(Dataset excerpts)

####################

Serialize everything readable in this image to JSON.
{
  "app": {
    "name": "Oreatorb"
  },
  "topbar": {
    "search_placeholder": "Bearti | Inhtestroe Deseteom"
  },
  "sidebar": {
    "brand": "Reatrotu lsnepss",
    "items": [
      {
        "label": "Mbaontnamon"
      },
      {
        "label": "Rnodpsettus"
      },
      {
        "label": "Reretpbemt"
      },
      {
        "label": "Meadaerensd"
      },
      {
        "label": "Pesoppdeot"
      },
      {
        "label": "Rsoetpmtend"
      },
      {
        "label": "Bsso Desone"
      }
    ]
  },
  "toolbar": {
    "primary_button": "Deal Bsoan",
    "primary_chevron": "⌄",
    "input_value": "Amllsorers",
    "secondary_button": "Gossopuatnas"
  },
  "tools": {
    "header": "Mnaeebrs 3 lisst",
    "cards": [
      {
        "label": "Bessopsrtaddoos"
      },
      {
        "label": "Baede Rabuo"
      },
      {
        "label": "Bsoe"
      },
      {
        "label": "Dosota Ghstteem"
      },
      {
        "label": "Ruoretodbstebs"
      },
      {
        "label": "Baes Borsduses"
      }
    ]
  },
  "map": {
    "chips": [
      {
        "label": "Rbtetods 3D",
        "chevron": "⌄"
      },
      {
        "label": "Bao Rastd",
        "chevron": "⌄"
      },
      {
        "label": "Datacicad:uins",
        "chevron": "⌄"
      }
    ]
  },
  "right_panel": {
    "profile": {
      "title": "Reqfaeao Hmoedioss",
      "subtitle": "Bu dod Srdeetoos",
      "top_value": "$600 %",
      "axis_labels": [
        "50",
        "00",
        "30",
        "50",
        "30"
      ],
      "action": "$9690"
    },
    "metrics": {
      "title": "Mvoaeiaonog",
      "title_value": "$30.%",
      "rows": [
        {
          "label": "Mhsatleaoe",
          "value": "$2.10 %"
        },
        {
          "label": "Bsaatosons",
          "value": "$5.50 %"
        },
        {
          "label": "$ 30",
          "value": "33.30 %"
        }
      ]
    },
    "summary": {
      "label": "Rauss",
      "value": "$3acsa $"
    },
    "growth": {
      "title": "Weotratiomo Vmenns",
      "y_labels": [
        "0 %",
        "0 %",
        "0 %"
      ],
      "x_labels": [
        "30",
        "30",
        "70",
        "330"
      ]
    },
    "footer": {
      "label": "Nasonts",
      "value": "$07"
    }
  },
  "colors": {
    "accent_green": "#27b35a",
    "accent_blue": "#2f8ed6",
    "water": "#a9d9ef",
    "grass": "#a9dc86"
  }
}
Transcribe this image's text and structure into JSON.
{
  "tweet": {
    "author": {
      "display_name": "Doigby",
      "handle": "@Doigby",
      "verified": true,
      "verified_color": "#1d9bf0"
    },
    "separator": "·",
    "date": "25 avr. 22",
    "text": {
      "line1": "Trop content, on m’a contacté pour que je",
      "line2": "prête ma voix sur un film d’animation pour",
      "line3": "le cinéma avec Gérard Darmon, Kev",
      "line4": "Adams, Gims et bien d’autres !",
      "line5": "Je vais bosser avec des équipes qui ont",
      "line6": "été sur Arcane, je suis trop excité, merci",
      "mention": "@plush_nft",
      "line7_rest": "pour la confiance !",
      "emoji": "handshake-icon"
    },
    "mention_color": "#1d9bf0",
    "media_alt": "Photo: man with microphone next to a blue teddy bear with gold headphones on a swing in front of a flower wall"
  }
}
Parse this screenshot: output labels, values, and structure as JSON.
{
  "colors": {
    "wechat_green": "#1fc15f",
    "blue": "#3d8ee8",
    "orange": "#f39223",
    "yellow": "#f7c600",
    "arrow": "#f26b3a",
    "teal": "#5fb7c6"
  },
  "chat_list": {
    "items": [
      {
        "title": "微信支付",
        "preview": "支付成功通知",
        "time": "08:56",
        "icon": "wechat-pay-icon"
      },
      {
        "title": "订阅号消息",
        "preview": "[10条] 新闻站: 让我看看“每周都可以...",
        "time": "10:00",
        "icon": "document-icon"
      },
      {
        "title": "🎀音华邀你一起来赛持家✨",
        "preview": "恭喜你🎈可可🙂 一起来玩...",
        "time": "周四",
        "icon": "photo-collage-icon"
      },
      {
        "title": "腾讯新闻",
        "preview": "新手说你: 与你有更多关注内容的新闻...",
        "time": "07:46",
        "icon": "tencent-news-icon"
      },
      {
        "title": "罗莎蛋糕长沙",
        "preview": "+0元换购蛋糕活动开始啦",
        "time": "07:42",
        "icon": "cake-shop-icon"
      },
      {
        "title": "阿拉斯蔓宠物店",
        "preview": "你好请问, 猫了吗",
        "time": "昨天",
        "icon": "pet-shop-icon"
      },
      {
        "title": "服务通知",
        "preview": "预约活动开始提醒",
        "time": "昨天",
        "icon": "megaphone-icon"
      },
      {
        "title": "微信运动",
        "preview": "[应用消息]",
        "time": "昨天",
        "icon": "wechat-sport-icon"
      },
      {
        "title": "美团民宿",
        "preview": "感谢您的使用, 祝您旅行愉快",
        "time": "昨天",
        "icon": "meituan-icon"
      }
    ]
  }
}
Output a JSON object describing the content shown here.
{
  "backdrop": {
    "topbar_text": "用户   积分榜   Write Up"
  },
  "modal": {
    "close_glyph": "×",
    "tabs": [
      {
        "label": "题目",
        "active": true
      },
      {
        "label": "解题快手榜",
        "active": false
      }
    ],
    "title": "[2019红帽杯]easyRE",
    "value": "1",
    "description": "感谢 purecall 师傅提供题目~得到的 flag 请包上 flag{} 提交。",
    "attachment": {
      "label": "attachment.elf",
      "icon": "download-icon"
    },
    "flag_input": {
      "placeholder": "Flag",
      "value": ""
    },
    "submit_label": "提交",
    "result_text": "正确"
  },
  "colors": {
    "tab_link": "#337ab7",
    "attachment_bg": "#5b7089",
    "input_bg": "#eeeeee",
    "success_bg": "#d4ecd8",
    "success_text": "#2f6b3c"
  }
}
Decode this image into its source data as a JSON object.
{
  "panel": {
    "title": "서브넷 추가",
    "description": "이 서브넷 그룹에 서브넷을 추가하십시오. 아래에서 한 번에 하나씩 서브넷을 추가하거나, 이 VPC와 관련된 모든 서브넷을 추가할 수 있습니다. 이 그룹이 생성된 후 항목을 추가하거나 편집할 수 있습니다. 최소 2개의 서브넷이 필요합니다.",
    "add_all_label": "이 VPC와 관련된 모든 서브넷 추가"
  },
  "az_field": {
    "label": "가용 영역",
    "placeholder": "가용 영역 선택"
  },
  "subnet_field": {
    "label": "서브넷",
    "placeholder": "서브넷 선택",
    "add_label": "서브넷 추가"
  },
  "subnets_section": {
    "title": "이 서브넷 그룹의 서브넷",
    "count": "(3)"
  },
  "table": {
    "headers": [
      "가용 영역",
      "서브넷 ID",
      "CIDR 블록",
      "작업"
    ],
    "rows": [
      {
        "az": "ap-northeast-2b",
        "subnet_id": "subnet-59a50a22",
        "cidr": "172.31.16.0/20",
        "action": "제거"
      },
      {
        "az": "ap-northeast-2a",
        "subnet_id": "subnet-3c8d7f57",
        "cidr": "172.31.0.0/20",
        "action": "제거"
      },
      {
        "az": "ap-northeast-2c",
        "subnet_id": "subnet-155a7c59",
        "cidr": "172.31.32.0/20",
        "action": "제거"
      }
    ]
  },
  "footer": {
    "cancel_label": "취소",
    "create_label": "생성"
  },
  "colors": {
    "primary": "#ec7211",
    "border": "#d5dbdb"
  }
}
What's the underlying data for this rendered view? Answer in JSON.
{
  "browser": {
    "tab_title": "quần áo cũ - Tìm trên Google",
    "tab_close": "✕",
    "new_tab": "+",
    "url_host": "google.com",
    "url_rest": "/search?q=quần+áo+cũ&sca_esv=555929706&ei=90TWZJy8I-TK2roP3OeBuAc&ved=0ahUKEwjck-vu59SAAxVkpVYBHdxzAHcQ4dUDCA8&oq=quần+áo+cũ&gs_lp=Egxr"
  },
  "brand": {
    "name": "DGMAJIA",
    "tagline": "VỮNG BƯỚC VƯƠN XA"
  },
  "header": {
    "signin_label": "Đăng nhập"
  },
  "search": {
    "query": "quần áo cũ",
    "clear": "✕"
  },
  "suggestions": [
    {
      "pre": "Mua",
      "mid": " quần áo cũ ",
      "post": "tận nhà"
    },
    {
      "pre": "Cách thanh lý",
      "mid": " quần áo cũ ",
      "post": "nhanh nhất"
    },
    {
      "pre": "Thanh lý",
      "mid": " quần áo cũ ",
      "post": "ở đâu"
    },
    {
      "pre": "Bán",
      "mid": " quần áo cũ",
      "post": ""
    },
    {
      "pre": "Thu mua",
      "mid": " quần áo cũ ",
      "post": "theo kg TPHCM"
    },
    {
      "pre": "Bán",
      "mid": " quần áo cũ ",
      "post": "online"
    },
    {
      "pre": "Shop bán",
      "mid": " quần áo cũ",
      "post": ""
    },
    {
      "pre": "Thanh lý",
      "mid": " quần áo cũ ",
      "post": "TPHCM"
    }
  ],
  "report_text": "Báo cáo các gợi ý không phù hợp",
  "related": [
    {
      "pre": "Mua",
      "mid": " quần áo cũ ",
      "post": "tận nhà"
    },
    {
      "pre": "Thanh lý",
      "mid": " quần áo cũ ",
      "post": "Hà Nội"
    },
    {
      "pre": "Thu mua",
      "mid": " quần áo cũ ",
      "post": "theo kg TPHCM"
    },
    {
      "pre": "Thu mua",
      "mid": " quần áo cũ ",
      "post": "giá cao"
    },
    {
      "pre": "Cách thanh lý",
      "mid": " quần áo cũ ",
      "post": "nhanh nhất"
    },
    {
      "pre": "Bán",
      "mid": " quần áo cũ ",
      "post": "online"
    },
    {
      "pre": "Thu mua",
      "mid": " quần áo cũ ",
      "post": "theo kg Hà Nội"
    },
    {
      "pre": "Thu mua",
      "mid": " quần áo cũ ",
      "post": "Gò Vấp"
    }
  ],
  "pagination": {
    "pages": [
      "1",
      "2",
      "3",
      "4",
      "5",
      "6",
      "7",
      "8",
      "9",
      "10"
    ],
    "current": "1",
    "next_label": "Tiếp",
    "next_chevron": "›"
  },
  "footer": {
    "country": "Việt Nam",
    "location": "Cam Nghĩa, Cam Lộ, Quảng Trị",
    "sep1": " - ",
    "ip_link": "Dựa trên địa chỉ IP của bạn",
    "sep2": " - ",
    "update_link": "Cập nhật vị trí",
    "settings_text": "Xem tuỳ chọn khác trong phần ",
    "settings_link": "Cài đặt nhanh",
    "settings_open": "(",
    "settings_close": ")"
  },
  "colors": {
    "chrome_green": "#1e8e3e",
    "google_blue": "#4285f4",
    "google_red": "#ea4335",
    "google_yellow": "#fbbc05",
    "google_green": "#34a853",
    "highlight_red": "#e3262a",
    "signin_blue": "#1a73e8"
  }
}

####################

### [Given problem]
From the entries above, copy every line that holds the word "preview".

### [Expected answer]
        "preview": "支付成功通知",
        "preview": "[10条] 新闻站: 让我看看“每周都可以...",
        "preview": "恭喜你🎈可可🙂 一起来玩...",
        "preview": "新手说你: 与你有更多关注内容的新闻...",
        "preview": "+0元换购蛋糕活动开始啦",
        "preview": "你好请问, 猫了吗",
        "preview": "预约活动开始提醒",
        "preview": "[应用消息]",
        "preview": "感谢您的使用, 祝您旅行愉快",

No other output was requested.